WHAT THE TASK ASKS:
Go through the records and show each line where the word "Displacement" occurs.

[START OF EXERCISE INPUT]

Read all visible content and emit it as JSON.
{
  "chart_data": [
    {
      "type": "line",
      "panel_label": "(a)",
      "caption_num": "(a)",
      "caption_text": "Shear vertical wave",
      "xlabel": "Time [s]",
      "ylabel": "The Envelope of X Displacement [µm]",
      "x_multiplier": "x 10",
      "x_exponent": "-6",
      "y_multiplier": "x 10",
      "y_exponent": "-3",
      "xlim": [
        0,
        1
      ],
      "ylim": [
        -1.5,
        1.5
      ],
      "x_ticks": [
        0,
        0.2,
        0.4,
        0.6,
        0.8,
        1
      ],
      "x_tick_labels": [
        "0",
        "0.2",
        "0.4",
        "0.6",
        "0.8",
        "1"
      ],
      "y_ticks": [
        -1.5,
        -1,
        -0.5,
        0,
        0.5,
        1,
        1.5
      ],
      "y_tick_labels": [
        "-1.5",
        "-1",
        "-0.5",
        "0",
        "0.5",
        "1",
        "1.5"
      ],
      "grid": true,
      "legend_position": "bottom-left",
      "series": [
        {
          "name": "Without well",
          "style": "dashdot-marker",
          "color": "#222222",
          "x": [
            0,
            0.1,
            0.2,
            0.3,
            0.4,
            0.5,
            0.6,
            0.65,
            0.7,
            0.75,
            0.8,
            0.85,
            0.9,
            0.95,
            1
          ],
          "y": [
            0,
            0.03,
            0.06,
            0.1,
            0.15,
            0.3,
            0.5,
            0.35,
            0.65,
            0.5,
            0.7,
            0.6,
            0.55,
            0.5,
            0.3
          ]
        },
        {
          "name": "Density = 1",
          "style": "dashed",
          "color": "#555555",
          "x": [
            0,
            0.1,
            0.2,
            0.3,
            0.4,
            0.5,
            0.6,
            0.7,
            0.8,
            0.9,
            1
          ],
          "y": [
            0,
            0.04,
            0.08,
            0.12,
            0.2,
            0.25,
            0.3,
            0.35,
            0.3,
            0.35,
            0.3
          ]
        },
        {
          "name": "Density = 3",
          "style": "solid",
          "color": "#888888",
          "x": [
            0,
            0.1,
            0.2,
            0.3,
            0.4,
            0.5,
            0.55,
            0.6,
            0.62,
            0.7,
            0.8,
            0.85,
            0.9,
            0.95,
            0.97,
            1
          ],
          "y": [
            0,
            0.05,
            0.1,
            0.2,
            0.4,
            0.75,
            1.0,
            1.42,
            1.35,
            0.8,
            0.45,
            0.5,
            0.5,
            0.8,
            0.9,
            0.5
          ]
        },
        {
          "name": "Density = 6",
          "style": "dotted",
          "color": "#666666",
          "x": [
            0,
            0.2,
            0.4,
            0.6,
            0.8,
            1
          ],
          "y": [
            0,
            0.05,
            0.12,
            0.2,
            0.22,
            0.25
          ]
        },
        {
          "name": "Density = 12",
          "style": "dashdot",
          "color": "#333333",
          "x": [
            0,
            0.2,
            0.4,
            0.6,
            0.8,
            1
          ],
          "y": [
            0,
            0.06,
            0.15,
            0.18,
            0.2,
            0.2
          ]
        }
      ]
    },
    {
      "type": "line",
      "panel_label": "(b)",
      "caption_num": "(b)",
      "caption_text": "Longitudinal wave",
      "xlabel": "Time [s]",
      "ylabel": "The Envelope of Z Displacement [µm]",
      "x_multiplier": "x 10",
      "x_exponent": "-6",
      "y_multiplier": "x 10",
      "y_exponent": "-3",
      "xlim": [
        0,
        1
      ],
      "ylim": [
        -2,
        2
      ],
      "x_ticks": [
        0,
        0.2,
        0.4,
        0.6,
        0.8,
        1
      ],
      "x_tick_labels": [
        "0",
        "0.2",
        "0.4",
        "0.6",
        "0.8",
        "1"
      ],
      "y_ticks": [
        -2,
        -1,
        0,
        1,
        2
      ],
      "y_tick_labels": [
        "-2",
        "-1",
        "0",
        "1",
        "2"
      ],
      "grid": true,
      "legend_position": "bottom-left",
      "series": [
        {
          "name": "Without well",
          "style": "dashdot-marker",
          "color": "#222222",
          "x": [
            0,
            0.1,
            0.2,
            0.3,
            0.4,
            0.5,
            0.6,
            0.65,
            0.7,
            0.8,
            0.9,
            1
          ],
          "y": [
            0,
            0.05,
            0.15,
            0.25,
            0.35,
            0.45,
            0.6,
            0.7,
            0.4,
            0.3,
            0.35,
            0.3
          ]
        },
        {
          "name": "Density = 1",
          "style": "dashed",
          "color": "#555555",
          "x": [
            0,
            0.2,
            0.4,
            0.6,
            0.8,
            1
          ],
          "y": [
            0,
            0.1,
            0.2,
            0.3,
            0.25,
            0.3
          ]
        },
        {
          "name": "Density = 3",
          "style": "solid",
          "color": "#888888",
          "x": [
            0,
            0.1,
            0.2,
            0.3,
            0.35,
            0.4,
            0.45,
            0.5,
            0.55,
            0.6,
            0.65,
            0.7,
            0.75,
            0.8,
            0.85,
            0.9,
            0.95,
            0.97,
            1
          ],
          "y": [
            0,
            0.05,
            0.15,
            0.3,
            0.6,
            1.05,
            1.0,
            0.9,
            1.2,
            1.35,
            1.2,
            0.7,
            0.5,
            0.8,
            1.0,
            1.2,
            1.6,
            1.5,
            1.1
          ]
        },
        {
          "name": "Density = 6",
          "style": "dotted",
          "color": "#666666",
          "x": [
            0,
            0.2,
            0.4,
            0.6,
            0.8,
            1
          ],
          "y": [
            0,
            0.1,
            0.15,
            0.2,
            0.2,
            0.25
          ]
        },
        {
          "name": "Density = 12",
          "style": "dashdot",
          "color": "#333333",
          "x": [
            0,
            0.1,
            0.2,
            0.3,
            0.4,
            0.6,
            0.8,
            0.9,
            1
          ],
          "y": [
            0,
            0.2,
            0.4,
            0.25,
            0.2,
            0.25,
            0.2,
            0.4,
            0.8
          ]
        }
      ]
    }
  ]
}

[END OF EXERCISE INPUT]

OUTPUT:
      "ylabel": "The Envelope of X Displacement [µm]",
      "ylabel": "The Envelope of Z Displacement [µm]",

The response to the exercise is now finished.